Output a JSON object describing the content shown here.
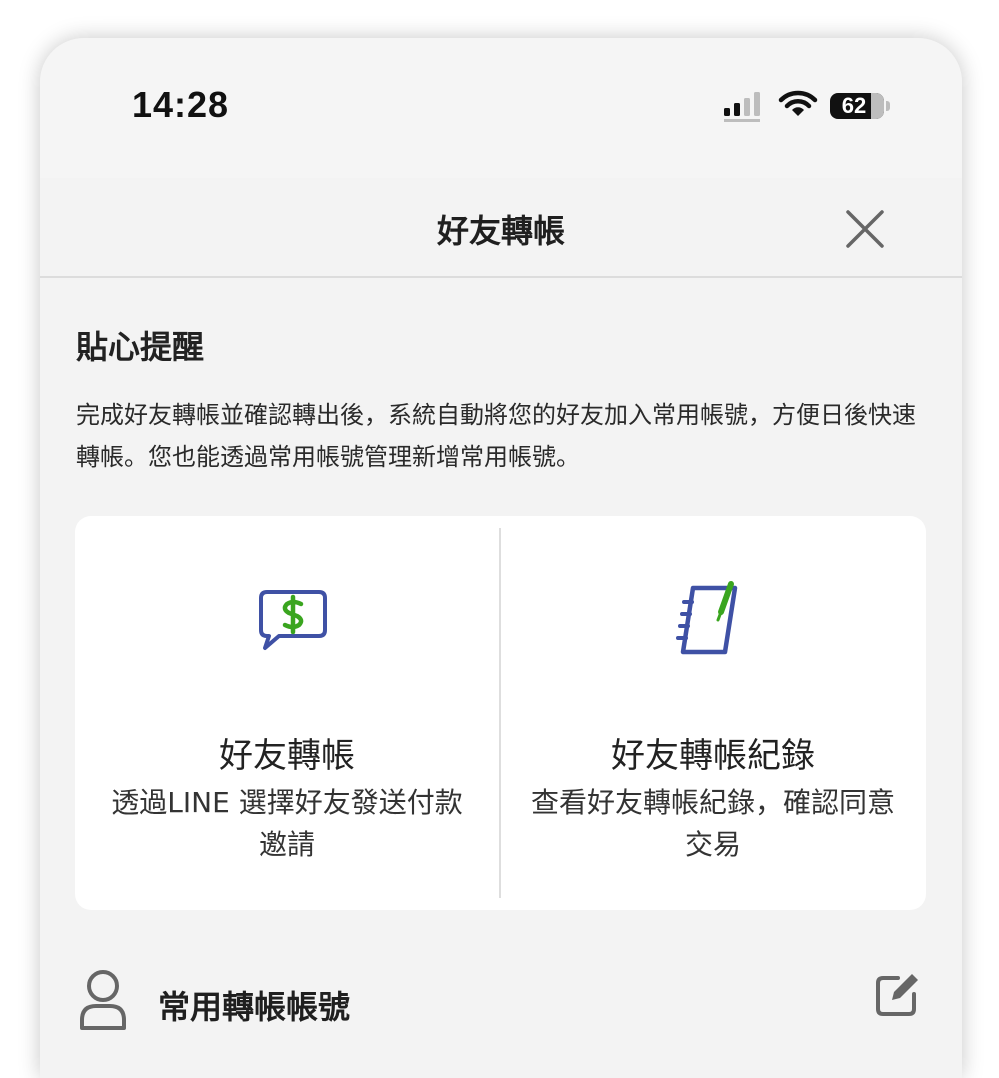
{
  "status_bar": {
    "time": "14:28",
    "battery_level": "62"
  },
  "nav": {
    "title": "好友轉帳",
    "close_icon": "close-icon"
  },
  "reminder": {
    "title": "貼心提醒",
    "text": "完成好友轉帳並確認轉出後，系統自動將您的好友加入常用帳號，方便日後快速轉帳。您也能透過常用帳號管理新增常用帳號。"
  },
  "cards": [
    {
      "icon": "money-message-icon",
      "title": "好友轉帳",
      "description": "透過LINE 選擇好友發送付款邀請"
    },
    {
      "icon": "notebook-pen-icon",
      "title": "好友轉帳紀錄",
      "description": "查看好友轉帳紀錄，確認同意交易"
    }
  ],
  "favorites": {
    "label": "常用轉帳帳號",
    "icon": "person-icon",
    "edit_icon": "edit-icon"
  },
  "colors": {
    "icon_blue": "#3f51a5",
    "icon_green": "#3aa51f",
    "text_dark": "#222222",
    "background": "#f3f3f3"
  }
}
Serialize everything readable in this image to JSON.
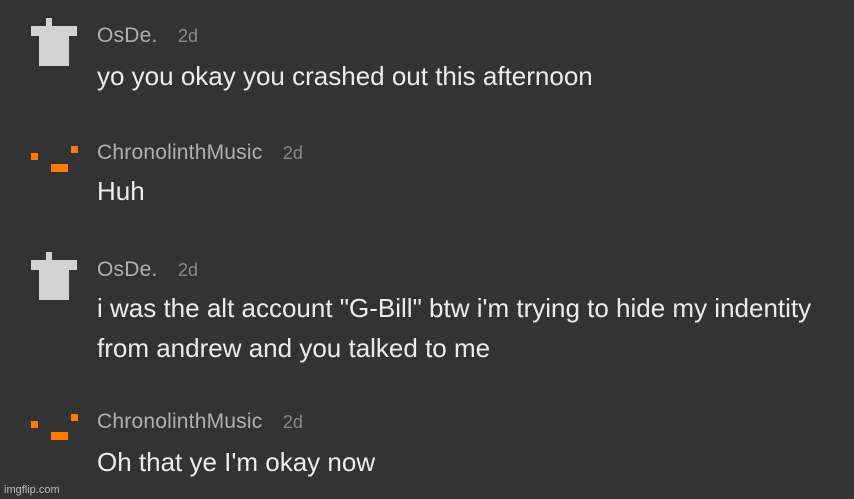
{
  "comments": [
    {
      "username": "OsDe.",
      "time": "2d",
      "avatar_icon": "gray-t-shirt-pixel-icon",
      "text": "yo you okay you crashed out this afternoon"
    },
    {
      "username": "ChronolinthMusic",
      "time": "2d",
      "avatar_icon": "orange-pixel-blocks-icon",
      "text": "Huh"
    },
    {
      "username": "OsDe.",
      "time": "2d",
      "avatar_icon": "gray-t-shirt-pixel-icon",
      "text": "i was the alt account \"G-Bill\" btw i'm trying to hide my indentity from andrew and you talked to me"
    },
    {
      "username": "ChronolinthMusic",
      "time": "2d",
      "avatar_icon": "orange-pixel-blocks-icon",
      "text": "Oh that ye I'm okay now"
    }
  ],
  "watermark": "imgflip.com",
  "colors": {
    "background": "#333333",
    "avatar_gray": "#d2d2d2",
    "avatar_orange": "#ff7a00",
    "username": "#b0b0b0",
    "text": "#ececec"
  }
}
------------------------------------
**Problem**. Pick out every line with the string "description" and copy it.

**Output below**.
      "description": "透過LINE 選擇好友發送付款邀請"
      "description": "查看好友轉帳紀錄，確認同意交易"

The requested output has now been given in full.